• EXERCISE DATA:
____________________
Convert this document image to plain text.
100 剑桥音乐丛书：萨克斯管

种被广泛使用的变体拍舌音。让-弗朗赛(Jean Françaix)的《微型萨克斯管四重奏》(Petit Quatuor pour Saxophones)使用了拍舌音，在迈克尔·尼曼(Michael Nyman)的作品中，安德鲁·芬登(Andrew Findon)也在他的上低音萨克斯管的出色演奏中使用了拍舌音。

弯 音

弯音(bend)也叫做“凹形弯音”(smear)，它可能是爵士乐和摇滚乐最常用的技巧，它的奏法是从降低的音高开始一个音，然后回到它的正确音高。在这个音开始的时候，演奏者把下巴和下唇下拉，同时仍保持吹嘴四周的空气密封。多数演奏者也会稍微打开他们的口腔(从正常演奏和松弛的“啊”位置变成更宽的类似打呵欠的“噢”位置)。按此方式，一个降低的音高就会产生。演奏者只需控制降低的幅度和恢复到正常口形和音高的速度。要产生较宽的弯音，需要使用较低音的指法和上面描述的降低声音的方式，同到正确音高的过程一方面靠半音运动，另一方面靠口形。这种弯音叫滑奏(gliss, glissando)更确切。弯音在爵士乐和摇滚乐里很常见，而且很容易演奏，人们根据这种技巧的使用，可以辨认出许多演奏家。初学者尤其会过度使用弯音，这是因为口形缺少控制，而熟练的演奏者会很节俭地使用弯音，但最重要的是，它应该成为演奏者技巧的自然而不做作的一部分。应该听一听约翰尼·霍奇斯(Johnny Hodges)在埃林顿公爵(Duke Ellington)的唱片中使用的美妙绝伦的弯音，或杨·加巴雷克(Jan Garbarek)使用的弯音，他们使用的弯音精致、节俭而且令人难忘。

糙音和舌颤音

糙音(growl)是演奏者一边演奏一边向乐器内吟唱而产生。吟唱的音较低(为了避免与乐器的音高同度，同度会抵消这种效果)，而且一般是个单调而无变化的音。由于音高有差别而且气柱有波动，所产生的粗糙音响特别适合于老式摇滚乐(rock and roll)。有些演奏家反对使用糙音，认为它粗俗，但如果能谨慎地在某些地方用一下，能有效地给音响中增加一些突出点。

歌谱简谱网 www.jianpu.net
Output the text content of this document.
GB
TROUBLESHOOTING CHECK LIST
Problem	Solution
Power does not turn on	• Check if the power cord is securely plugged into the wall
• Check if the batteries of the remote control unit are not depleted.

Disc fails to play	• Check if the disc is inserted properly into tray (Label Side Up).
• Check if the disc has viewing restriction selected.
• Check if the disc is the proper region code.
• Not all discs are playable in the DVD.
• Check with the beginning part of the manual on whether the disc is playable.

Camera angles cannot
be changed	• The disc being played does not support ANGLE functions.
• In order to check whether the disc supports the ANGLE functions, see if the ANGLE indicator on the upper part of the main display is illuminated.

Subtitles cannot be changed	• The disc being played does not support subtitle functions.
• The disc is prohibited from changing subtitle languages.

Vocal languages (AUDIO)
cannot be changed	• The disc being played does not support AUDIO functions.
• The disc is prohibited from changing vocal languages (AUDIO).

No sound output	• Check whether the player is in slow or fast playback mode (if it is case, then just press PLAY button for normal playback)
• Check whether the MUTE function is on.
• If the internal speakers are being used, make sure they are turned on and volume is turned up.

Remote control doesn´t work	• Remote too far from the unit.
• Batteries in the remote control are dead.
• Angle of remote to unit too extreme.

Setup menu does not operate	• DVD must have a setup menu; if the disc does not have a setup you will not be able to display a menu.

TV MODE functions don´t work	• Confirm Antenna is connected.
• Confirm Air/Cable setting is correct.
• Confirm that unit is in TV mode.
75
____________________
• EXERCISE INSTRUCTIONS: Search the data for "work" and list every line in which it occurs.

• TASK OUTPUT:
Remote control doesn´t work	• Remote too far from the unit.
TV MODE functions don´t work	• Confirm Antenna is connected.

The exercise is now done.